— WORK ORDER —
Every line of the material below in which "subtitle" shows up is to be located and copied.

— AVAILABLE DATA —

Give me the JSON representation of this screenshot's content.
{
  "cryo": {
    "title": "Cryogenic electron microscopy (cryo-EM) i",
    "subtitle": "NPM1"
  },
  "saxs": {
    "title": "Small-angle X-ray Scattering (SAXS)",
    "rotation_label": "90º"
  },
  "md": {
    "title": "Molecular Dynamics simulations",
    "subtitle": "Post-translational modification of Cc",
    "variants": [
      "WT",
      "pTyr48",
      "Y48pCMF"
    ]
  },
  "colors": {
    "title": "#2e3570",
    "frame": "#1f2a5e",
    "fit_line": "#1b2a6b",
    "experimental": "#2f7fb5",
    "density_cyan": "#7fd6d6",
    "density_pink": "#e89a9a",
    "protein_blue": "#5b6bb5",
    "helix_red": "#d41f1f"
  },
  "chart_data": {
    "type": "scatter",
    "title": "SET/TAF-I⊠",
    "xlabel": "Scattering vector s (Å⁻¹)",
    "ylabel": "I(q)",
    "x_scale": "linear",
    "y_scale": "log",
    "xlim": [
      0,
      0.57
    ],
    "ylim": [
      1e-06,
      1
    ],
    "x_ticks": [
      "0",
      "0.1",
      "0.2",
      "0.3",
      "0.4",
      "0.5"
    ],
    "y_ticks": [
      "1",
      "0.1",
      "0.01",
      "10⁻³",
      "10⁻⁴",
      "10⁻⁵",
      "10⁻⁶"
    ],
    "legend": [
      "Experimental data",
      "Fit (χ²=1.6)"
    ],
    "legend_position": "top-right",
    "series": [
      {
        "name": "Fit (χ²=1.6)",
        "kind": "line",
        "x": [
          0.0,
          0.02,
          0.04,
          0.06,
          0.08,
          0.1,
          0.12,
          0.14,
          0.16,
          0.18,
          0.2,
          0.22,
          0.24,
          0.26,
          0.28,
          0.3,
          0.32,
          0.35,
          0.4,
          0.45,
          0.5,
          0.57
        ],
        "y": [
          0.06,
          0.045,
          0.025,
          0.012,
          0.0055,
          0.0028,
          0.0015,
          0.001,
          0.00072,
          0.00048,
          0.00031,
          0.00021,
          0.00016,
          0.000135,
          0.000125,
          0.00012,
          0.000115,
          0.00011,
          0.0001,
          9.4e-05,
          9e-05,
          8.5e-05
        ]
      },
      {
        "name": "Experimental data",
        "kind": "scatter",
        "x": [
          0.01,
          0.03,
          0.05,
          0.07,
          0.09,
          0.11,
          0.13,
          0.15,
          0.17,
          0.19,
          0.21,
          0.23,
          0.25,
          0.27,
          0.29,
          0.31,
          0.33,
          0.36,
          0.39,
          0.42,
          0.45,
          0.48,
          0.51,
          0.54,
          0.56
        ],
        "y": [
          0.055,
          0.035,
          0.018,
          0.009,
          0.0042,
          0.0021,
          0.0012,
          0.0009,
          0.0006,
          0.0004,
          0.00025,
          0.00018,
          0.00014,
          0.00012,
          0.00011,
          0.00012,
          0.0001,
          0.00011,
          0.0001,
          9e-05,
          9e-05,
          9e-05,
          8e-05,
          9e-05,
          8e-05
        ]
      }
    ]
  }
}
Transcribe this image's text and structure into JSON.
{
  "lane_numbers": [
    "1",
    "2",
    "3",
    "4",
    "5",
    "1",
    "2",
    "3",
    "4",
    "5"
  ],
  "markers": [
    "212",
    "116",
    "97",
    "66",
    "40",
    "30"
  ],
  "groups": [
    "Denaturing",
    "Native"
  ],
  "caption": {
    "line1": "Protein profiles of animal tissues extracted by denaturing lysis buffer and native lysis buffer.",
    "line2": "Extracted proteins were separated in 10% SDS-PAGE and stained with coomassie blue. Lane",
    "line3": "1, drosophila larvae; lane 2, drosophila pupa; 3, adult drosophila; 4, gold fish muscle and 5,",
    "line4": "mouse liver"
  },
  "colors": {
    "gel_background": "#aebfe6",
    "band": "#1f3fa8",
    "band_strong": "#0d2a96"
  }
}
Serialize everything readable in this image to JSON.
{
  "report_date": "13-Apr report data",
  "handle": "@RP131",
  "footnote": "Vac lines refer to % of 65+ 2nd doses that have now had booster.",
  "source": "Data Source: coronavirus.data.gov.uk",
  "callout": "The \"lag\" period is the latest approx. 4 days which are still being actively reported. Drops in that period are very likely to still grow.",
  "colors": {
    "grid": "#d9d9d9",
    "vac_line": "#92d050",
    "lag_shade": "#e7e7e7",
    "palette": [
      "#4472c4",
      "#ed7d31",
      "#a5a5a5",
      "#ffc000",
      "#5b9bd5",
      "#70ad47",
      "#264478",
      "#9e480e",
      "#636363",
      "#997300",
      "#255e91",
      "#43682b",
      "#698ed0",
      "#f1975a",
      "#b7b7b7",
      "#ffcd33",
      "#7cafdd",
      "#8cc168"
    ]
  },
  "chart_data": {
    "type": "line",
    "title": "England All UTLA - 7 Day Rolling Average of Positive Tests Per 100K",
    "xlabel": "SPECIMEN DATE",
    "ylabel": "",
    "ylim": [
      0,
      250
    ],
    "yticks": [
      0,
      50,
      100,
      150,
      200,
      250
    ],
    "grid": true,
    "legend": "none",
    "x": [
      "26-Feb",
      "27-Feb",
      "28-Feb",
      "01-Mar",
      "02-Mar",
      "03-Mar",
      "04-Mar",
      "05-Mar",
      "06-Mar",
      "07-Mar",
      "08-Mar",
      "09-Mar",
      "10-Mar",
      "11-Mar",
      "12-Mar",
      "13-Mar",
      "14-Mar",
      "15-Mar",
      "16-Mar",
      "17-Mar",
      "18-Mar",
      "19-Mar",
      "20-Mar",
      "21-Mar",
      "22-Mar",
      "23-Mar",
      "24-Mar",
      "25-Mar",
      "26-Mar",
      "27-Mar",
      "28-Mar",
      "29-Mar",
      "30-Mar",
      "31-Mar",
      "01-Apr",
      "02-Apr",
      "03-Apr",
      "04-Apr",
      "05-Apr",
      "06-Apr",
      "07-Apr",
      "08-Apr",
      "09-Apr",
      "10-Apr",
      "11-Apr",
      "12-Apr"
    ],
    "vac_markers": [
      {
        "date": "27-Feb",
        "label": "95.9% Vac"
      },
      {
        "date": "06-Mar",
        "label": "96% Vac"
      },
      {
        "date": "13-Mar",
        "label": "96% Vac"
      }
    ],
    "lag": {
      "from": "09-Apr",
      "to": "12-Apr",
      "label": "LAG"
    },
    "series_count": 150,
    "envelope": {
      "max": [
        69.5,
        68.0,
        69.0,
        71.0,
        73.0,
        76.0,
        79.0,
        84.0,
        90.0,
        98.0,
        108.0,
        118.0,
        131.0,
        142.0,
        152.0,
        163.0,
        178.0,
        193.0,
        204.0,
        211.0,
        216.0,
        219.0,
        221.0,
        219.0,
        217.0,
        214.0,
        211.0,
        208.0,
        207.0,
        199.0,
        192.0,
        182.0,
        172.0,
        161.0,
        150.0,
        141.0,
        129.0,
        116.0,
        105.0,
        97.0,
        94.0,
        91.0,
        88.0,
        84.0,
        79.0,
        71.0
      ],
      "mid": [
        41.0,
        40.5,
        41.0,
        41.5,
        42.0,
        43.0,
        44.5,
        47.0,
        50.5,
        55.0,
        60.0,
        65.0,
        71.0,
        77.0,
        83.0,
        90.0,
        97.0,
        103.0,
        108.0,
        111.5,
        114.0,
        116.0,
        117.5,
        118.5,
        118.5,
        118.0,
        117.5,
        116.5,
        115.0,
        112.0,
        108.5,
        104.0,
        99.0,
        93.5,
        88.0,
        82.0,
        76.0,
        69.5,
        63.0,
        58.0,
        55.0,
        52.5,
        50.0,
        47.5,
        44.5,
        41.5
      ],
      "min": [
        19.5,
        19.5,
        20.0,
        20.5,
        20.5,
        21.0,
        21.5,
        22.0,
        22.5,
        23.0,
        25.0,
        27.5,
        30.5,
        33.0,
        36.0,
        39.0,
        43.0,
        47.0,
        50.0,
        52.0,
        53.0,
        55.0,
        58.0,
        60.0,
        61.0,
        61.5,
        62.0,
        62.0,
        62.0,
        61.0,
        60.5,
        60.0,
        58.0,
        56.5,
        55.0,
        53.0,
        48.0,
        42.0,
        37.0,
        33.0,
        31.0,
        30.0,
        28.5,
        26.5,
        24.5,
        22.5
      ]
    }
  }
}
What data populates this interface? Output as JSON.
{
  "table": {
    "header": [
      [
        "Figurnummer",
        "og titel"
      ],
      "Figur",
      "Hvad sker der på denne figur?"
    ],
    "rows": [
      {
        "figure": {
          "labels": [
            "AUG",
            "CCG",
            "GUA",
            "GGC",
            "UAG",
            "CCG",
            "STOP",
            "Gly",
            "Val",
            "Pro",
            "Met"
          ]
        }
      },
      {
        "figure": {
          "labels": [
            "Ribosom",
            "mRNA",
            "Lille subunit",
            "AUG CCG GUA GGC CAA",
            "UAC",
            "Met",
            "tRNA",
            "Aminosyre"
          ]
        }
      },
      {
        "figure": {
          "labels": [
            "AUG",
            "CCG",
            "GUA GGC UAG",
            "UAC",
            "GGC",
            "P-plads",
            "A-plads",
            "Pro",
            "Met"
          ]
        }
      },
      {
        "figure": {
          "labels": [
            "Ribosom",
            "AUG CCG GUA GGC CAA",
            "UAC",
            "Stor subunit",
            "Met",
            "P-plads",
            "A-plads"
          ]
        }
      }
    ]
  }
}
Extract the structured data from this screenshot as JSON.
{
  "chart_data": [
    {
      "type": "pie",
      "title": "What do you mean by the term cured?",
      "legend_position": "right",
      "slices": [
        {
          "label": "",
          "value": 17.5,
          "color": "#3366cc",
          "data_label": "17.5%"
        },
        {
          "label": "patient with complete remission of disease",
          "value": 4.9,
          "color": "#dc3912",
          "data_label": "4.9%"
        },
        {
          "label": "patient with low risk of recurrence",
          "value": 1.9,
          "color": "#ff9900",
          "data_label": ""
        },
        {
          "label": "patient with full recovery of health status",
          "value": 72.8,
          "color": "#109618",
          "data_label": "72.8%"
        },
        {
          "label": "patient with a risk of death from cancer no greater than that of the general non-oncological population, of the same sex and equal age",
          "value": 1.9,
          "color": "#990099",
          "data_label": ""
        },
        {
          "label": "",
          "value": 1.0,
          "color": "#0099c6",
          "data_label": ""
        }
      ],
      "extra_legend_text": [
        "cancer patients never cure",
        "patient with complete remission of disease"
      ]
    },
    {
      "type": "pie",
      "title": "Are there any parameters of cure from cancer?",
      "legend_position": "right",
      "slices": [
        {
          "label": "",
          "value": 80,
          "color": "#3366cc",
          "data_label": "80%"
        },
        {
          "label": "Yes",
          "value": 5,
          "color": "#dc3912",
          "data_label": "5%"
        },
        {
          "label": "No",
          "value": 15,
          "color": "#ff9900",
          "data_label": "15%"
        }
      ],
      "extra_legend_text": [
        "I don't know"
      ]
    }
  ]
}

— WRITTEN RESPONSE —
    "subtitle": "NPM1"
    "subtitle": "Post-translational modification of Cc",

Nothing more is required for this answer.